SHORT TASK: Return every line below in which "breaking" appears.

RECORDS PROVIDED:

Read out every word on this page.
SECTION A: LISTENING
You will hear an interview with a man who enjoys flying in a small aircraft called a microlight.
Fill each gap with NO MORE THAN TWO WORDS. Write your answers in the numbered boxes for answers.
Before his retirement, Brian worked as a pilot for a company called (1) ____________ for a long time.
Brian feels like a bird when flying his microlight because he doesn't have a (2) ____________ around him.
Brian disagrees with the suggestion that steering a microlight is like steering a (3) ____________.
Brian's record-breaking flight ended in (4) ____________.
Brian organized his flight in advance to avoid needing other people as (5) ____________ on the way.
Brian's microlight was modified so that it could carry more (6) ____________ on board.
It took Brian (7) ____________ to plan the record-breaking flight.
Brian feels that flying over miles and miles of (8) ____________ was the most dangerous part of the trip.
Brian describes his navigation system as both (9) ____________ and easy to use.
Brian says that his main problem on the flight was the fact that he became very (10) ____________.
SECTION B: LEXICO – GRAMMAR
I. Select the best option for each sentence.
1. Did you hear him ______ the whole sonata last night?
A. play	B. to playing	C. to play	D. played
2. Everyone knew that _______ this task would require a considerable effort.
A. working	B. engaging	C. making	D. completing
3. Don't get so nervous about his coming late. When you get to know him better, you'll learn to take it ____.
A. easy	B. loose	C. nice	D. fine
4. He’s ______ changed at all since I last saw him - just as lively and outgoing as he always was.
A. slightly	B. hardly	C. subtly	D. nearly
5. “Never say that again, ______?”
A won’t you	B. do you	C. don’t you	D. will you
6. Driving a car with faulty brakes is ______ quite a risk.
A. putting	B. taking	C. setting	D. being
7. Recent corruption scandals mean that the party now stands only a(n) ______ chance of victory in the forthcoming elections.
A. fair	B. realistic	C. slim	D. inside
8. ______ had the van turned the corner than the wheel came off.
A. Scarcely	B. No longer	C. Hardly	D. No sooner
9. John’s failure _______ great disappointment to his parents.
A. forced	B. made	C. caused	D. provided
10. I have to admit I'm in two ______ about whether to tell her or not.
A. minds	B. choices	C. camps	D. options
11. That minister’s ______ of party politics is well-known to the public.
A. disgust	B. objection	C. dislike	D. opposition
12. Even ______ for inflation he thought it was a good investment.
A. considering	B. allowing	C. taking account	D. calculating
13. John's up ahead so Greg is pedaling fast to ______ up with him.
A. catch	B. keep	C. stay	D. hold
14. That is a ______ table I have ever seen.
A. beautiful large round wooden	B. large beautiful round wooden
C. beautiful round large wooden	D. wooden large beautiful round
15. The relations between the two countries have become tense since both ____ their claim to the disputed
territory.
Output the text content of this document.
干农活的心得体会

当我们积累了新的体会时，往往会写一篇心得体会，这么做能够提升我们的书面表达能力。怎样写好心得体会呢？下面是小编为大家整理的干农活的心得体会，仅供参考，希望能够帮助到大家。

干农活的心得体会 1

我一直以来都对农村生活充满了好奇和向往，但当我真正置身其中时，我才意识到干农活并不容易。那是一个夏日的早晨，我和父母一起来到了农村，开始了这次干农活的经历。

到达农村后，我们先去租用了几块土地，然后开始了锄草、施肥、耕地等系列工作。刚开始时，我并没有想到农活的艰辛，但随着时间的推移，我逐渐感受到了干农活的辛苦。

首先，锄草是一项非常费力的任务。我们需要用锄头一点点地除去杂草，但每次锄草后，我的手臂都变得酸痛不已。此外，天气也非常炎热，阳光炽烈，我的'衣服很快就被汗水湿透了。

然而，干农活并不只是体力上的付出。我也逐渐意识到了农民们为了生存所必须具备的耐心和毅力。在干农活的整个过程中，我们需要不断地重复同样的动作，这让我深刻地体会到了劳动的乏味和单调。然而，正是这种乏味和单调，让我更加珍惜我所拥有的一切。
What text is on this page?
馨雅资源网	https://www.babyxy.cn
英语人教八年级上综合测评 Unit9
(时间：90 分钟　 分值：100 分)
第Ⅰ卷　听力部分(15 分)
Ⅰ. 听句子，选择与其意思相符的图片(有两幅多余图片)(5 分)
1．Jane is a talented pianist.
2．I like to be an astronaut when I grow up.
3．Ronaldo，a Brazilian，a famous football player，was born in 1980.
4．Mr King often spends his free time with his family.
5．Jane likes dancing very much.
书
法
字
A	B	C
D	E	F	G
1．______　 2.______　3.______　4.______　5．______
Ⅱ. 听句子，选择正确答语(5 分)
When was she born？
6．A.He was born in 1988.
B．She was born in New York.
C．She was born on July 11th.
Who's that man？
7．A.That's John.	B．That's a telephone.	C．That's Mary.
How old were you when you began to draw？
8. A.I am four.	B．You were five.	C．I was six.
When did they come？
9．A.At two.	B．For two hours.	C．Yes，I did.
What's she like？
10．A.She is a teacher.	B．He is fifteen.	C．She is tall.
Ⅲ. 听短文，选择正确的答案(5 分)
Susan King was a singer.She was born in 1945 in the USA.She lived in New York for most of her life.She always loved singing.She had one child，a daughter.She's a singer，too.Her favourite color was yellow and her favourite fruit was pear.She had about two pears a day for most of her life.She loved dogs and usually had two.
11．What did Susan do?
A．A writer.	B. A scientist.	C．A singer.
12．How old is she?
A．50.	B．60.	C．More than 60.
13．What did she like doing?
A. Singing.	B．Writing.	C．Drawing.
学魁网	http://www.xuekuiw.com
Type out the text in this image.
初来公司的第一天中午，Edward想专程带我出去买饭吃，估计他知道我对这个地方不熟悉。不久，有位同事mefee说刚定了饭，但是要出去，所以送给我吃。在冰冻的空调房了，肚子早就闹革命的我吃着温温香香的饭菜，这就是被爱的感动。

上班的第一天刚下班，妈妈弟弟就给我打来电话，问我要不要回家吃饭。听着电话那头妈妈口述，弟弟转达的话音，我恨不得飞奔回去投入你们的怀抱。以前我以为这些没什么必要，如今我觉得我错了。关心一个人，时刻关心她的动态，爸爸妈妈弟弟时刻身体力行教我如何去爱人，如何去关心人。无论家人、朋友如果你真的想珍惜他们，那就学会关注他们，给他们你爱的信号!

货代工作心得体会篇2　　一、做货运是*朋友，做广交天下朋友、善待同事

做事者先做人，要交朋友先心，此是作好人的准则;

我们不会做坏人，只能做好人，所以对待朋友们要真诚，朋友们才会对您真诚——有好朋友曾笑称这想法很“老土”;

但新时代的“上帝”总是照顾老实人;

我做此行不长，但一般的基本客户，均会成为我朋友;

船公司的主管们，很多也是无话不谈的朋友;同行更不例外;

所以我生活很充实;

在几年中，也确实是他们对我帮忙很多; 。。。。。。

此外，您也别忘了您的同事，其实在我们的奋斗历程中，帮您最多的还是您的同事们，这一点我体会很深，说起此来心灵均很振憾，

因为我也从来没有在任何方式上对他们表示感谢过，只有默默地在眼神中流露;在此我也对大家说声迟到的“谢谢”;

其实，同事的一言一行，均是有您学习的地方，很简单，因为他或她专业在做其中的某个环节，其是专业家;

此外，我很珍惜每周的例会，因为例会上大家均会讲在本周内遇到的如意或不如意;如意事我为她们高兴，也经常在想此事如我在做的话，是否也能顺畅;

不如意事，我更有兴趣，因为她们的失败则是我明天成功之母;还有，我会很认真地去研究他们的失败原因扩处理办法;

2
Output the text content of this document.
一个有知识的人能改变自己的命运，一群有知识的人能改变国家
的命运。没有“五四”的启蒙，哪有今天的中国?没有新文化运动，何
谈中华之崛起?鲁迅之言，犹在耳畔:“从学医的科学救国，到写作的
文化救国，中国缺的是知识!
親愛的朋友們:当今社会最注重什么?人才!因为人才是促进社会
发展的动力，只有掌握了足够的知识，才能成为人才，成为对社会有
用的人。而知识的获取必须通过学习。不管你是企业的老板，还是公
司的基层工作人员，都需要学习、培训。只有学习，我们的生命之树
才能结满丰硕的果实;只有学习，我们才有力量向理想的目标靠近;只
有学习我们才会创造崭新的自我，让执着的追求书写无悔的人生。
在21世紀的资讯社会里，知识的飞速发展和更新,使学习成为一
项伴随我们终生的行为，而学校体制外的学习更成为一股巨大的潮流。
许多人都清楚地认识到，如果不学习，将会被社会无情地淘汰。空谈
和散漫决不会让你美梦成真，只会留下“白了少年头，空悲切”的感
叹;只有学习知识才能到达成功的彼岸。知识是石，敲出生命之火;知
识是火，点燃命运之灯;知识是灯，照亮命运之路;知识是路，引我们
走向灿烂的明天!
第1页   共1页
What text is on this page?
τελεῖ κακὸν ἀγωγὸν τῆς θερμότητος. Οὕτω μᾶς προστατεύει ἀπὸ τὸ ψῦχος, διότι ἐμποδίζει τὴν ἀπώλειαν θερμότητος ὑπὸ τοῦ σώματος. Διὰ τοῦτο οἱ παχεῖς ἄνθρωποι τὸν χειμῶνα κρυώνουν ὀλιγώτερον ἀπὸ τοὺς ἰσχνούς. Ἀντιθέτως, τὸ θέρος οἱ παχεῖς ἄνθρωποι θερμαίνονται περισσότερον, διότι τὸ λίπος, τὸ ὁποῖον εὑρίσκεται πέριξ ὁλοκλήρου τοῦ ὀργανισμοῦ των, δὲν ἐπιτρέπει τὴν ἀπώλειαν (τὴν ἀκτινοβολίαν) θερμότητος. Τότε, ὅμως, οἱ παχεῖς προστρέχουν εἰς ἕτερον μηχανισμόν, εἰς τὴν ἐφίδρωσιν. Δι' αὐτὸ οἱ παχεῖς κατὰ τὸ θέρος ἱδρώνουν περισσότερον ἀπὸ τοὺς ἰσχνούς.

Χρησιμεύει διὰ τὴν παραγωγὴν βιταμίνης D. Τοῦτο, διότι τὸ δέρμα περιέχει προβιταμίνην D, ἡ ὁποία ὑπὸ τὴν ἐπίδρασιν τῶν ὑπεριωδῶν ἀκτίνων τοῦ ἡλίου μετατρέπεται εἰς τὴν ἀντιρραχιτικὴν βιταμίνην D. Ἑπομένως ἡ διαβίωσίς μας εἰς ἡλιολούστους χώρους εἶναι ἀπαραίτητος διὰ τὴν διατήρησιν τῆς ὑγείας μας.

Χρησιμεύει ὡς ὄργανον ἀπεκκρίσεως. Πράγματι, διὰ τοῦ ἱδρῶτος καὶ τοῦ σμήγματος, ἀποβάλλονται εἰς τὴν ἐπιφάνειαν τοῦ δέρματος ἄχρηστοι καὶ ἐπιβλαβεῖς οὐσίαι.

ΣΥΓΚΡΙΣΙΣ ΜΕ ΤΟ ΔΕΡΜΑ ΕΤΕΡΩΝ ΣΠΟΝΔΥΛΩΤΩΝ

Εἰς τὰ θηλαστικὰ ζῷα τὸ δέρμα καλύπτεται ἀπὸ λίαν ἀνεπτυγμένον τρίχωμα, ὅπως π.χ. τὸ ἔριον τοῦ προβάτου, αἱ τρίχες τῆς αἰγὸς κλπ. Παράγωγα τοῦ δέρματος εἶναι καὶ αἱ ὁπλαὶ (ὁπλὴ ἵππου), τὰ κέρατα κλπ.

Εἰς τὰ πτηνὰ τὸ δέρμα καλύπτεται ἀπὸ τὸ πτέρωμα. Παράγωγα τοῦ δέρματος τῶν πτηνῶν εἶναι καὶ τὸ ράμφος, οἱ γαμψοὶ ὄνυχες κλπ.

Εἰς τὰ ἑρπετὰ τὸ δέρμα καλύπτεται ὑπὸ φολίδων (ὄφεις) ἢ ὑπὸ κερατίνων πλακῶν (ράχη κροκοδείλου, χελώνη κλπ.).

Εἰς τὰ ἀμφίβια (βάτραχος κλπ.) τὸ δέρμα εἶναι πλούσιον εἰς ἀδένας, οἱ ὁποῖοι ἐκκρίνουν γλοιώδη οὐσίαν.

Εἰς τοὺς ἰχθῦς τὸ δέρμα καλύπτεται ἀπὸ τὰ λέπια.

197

THE OUTPUT:
Brian's record-breaking flight ended in (4) ____________.
It took Brian (7) ____________ to plan the record-breaking flight.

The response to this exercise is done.